Text to read:

Tennessee football's Josh Heupel is similar to Lane Kiffin in one notable way | Toppmeyer
Don’t worry, Vols fans.
Nothing indicates that USC is Josh Heupel’s dream job, that the Trojans are interested in Tennessee's coach or that he would bolt after one season.
That was Lane Kiffin’s move, of course. He dashed for La La Land after his lone season coaching Tennessee.
Kiffin, now in his second season at No. 14 Ole Miss (4-1, 1-1 SEC), will return to Neyland Stadium on Saturday (7:30 p.m. ET, SEC Network) to face Heupel’s Vols (4-2, 2-1), who have scored more than 40 points in back-to-back conference games.
Not since Kiffin coached UT has its offense been this electric under a first-year coach. The Vols went 7-6 in 2009 under Kiffin, scoring at least 30 points in each victory.
Tennessee has eclipsed 30 points five times this season. That’s already the best mark by a first-year UT coach since Kiffin.

Written instruction: Copy the stretch of the Tennessee football column from "Tennessee football's Josh" through "in each victory.", word for word.

Raw records
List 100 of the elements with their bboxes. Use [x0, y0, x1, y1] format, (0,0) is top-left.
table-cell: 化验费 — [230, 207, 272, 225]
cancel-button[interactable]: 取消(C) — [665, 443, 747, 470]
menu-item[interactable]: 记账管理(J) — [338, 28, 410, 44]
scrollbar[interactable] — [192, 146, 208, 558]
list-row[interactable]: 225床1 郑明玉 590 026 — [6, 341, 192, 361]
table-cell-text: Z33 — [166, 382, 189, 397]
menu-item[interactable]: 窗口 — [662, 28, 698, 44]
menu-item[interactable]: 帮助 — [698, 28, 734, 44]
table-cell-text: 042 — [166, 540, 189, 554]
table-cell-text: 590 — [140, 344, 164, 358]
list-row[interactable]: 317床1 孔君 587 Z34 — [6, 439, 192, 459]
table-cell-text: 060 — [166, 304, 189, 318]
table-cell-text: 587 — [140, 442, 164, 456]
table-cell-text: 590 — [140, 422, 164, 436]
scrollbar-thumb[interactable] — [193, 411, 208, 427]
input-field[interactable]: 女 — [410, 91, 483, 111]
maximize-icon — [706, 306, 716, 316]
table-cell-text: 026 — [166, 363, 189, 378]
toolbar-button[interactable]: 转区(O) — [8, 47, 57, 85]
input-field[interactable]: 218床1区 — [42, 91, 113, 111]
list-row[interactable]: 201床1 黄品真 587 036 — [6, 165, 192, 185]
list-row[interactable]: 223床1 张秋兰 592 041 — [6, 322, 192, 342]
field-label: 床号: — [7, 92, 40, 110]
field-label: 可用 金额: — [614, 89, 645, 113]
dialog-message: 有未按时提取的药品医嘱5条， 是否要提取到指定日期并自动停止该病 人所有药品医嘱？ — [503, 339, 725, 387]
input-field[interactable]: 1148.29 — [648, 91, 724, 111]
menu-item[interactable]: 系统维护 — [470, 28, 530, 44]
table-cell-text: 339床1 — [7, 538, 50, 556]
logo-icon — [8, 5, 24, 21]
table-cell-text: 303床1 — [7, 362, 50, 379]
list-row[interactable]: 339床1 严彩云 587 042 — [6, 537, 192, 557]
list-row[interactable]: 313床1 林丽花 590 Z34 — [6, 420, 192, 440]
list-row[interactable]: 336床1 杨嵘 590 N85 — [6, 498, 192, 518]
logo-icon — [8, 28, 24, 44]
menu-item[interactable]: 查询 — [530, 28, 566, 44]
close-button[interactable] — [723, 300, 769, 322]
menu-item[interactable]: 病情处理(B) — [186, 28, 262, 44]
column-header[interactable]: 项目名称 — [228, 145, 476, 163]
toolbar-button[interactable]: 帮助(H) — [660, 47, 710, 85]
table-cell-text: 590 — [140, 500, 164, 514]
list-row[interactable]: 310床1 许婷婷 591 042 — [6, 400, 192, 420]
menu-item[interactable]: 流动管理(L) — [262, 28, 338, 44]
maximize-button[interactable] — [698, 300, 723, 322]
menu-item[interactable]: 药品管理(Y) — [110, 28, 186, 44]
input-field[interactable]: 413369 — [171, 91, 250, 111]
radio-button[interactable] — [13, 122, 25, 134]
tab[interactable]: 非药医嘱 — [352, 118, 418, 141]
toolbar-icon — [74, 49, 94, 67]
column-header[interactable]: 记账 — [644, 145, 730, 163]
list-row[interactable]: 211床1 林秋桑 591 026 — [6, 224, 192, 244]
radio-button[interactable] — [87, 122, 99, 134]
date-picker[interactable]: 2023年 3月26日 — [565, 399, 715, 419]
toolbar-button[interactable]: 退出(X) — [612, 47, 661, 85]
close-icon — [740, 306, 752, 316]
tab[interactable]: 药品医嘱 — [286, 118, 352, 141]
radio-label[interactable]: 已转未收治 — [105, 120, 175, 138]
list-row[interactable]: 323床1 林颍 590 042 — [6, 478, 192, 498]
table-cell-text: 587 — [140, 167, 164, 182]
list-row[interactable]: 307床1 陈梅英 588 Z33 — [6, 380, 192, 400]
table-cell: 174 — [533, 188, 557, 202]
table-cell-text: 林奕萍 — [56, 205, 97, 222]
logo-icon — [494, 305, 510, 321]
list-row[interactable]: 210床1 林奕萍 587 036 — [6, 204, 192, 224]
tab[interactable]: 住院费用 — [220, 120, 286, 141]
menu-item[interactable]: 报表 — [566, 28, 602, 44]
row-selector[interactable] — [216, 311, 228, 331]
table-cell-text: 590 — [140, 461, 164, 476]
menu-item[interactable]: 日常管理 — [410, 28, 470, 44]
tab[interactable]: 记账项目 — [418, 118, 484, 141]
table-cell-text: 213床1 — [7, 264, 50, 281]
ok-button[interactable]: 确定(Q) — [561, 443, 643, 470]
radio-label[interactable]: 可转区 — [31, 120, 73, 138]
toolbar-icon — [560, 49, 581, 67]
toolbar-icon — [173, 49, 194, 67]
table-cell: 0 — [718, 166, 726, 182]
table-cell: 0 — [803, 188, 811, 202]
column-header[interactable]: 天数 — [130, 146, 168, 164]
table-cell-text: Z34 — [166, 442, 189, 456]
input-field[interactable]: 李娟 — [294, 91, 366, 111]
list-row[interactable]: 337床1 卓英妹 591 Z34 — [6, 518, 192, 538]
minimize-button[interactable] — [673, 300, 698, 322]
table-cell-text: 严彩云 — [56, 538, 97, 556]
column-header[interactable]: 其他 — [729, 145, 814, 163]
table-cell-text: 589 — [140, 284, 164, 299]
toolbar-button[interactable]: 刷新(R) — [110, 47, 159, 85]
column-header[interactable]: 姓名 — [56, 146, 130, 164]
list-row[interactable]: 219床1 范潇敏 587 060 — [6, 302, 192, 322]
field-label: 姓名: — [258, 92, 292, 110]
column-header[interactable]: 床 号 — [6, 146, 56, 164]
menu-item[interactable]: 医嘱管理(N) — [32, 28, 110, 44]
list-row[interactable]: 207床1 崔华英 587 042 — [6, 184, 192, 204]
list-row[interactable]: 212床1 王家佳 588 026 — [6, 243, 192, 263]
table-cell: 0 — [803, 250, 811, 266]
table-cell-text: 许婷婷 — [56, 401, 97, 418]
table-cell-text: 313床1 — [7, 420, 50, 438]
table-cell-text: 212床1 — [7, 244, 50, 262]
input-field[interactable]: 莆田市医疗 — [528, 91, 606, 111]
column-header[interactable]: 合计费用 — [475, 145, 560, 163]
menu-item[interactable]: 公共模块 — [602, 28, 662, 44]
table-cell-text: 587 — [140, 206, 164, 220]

Problem solution:
Tennessee football's Josh Heupel is similar to Lane Kiffin in one notable way | Toppmeyer
Don’t worry, Vols fans.
Nothing indicates that USC is Josh Heupel’s dream job, that the Trojans are interested in Tennessee's coach or that he would bolt after one season.
That was Lane Kiffin’s move, of course. He dashed for La La Land after his lone season coaching Tennessee.
Kiffin, now in his second season at No. 14 Ole Miss (4-1, 1-1 SEC), will return to Neyland Stadium on Saturday (7:30 p.m. ET, SEC Network) to face Heupel’s Vols (4-2, 2-1), who have scored more than 40 points in back-to-back conference games.
Not since Kiffin coached UT has its offense been this electric under a first-year coach. The Vols went 7-6 in 2009 under Kiffin, scoring at least 30 points in each victory.